### Document passage:
=== Section Start ===
I’m having the most amazing day reading everything that people are sharing. I want to re-share the quote I shared on Tim’s podcast from Will Durant:

Health lies in action, and so it graces youth. To be busy is the secret of grace, and half the secret of content. Let us ask the gods not for possessions, but for things to do; happiness is in making things rather than in consuming them.

All birthday posts: 19, 20, 21, 22, 23, 24, 25, 26, 27, 28, 29, 30, 31, 32, 33, 34, 35, 36, 37, 38, 39, 40.

Sonos Tip

If you’re obsessed with Sonos like I am, a nice MacOS utility is the Menu Bar Controller. Hat tip to Mike Tatum, who happened to be the gentleman who convinced my parents it was okay for me to drop out of college and move to San Francisco to take a job at CNET. Mike’s now at Sonos and in October arranged for some top execs at Automattic to go to Santa Barbara to meet with their peers at Sonos, and Patrick Spence and I did a joint CEO town hall that was broadcast to both of our companies. It was I think fascinating for both sides because of a shared passion for craft, design, culture, and execution, but our companies are in no way competitive, so it allowed for a lot of transparency. I learned a ton, and I think that kind of sharing is what increases the mimetic evolutionary speed of companies.
=== Section End ===
### Questions to answer:
[1] Set down the blog post's text between "I’m having the" and "38, 39, 40.", inclusive.
[2] According to the blog post, why did the joint CEO town hall allow for a lot of transparency?
The rows that come next are separate material and have no connection to the blog post.

(Structured page parsing data)
=== Section Start ===
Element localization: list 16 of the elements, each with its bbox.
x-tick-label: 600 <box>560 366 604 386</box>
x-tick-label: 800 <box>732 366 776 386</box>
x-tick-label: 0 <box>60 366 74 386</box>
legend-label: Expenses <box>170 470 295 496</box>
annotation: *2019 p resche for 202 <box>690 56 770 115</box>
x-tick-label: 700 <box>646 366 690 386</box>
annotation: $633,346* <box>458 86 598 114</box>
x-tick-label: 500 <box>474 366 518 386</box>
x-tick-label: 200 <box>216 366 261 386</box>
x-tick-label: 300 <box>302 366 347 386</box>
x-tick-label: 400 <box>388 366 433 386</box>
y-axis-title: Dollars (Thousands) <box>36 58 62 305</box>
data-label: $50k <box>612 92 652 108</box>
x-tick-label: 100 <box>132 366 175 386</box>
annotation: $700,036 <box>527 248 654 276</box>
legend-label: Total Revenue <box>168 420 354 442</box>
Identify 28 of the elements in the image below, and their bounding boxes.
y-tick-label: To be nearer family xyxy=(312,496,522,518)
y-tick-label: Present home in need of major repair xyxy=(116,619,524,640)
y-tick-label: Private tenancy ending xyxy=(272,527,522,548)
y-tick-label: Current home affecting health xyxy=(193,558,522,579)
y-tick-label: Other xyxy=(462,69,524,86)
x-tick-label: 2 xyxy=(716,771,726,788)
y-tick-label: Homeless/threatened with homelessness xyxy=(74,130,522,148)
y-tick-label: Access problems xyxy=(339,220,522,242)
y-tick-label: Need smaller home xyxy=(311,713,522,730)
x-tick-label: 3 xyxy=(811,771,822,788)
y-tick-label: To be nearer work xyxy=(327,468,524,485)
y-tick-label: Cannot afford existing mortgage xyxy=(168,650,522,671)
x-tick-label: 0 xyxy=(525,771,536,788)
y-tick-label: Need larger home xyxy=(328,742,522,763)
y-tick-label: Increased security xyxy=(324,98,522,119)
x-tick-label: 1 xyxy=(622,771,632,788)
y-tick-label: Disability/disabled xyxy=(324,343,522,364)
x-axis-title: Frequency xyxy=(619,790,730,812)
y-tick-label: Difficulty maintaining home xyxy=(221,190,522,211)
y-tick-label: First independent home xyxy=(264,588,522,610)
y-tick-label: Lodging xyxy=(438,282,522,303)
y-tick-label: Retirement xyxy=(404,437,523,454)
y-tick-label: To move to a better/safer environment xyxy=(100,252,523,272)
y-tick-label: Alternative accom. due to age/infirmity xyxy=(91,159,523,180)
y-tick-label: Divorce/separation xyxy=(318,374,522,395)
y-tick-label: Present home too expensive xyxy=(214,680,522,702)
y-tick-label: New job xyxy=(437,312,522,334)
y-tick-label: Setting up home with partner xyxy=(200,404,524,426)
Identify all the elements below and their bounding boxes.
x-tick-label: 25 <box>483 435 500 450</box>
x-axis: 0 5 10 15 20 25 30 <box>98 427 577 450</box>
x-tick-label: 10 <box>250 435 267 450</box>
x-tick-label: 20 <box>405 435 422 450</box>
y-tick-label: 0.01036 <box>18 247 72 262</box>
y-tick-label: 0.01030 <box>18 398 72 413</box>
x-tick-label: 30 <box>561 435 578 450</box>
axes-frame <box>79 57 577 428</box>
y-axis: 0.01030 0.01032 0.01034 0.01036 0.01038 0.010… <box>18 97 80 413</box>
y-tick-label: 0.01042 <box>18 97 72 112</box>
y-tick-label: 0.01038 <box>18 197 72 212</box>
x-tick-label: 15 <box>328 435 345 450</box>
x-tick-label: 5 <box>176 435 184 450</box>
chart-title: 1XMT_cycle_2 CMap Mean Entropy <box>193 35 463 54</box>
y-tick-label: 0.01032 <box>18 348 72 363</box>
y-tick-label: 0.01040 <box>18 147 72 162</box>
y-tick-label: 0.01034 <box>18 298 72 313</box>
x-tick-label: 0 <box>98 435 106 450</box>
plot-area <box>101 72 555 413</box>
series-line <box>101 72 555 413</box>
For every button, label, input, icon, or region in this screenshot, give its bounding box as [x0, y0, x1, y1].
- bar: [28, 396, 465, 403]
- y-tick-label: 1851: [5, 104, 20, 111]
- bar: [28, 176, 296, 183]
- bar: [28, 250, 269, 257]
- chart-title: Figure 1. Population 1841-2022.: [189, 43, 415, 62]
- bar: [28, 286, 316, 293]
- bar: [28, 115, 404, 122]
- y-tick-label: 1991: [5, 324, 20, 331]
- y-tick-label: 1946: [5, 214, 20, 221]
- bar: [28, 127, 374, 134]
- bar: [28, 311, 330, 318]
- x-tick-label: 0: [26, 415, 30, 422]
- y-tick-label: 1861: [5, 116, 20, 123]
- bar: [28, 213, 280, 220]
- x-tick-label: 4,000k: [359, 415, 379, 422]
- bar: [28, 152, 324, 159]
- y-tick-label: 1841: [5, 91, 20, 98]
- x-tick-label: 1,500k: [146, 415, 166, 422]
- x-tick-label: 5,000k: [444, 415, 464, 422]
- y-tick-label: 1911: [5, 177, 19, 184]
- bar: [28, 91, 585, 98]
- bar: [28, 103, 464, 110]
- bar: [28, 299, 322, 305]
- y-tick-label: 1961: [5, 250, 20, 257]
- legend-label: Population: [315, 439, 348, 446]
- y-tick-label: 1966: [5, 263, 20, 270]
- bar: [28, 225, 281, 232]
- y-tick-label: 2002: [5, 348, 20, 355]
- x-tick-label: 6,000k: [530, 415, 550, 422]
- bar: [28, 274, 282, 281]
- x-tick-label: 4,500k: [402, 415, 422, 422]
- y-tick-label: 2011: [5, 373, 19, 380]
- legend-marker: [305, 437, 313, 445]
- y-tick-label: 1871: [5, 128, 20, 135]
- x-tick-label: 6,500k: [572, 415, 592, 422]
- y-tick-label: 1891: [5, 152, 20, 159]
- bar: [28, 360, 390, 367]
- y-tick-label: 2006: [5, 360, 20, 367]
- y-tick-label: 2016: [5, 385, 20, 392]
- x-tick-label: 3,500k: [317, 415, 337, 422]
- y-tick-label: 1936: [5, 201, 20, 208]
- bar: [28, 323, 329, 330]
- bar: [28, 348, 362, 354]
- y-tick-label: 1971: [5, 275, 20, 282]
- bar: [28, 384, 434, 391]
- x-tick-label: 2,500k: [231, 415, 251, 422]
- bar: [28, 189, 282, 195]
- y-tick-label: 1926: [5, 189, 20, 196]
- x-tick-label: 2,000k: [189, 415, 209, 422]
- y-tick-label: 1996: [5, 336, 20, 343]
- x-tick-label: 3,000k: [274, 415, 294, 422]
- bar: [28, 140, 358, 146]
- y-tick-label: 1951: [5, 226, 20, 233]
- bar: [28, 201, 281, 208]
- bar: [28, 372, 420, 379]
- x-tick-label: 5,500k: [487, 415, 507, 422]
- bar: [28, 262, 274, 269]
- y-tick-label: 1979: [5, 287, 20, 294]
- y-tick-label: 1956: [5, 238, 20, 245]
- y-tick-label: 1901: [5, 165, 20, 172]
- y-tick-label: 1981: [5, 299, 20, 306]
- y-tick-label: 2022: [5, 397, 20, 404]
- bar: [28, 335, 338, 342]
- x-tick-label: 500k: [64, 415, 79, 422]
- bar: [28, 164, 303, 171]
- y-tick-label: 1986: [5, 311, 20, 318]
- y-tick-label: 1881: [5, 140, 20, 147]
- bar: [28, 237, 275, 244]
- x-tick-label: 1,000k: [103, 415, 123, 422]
=== Section End ===
### Outputs in order:
[1]
I’m having the most amazing day reading everything that people are sharing. I want to re-share the quote I shared on Tim’s podcast from Will Durant:

Health lies in action, and so it graces youth. To be busy is the secret of grace, and half the secret of content. Let us ask the gods not for possessions, but for things to do; happiness is in making things rather than in consuming them.

All birthday posts: 19, 20, 21, 22, 23, 24, 25, 26, 27, 28, 29, 30, 31, 32, 33, 34, 35, 36, 37, 38, 39, 40.

[2] It allowed for a lot of transparency because the two companies are in no way competitive.